*Your task*. Restate each line word for word. Leave out every picture.

*Data excerpts*.

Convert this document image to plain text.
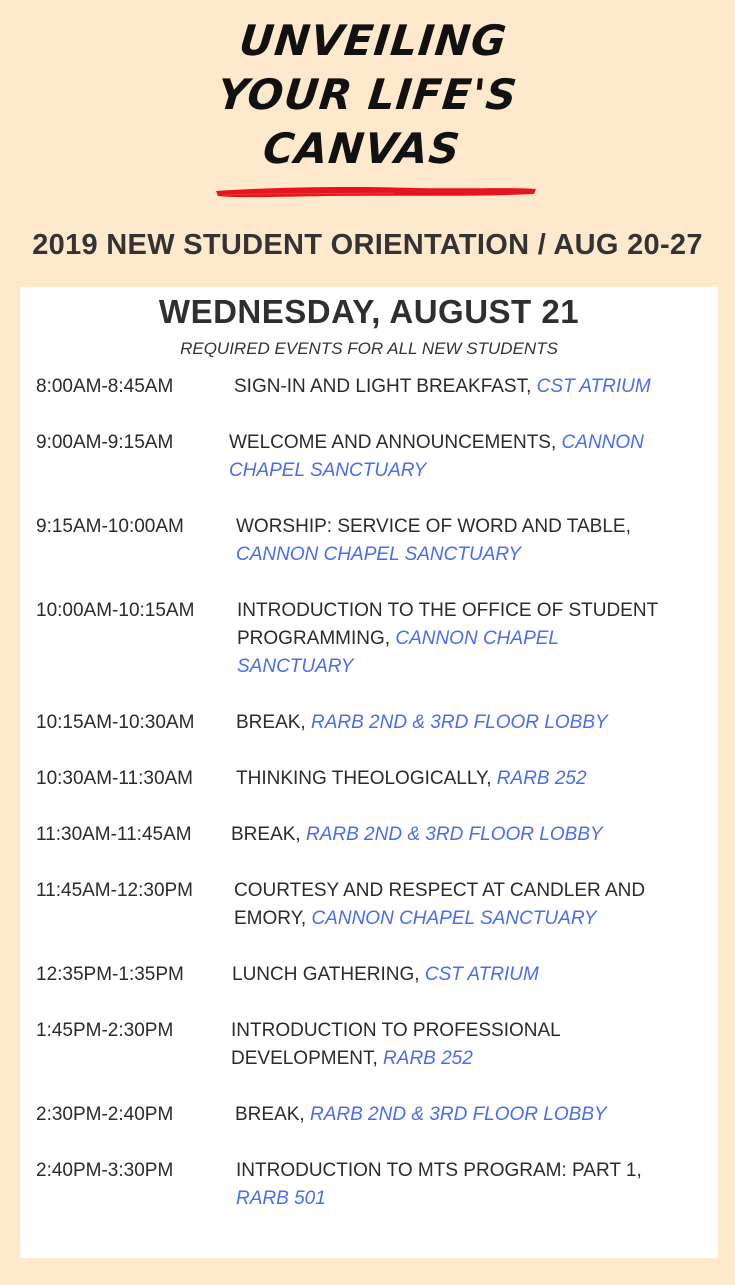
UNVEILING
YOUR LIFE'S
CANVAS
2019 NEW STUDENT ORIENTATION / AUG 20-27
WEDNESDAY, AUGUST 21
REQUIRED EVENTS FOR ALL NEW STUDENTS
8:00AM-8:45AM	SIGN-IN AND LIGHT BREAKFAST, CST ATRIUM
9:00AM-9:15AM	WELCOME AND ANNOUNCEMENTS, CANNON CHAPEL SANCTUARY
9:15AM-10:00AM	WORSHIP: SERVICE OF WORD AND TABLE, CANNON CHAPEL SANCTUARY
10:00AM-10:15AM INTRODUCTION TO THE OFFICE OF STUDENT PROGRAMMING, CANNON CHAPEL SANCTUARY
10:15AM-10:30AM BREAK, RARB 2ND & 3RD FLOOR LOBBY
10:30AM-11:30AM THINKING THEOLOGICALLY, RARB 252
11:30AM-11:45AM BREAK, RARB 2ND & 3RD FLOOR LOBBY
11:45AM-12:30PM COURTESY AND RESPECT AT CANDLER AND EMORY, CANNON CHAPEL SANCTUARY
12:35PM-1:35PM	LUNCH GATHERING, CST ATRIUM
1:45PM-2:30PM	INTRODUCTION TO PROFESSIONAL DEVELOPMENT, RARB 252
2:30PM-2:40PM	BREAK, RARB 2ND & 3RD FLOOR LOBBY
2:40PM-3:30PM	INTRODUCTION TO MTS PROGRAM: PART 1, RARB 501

*Result*.
Convert this document image to plain text.
UNVEILING
YOUR LIFE'S
CANVAS
2019 NEW STUDENT ORIENTATION / AUG 20-27
WEDNESDAY, AUGUST 21
REQUIRED EVENTS FOR ALL NEW STUDENTS
8:00AM-8:45AM	SIGN-IN AND LIGHT BREAKFAST, CST ATRIUM
9:00AM-9:15AM	WELCOME AND ANNOUNCEMENTS, CANNON CHAPEL SANCTUARY
9:15AM-10:00AM	WORSHIP: SERVICE OF WORD AND TABLE, CANNON CHAPEL SANCTUARY
10:00AM-10:15AM INTRODUCTION TO THE OFFICE OF STUDENT PROGRAMMING, CANNON CHAPEL SANCTUARY
10:15AM-10:30AM BREAK, RARB 2ND & 3RD FLOOR LOBBY
10:30AM-11:30AM THINKING THEOLOGICALLY, RARB 252
11:30AM-11:45AM BREAK, RARB 2ND & 3RD FLOOR LOBBY
11:45AM-12:30PM COURTESY AND RESPECT AT CANDLER AND EMORY, CANNON CHAPEL SANCTUARY
12:35PM-1:35PM	LUNCH GATHERING, CST ATRIUM
1:45PM-2:30PM	INTRODUCTION TO PROFESSIONAL DEVELOPMENT, RARB 252
2:30PM-2:40PM	BREAK, RARB 2ND & 3RD FLOOR LOBBY
2:40PM-3:30PM	INTRODUCTION TO MTS PROGRAM: PART 1, RARB 501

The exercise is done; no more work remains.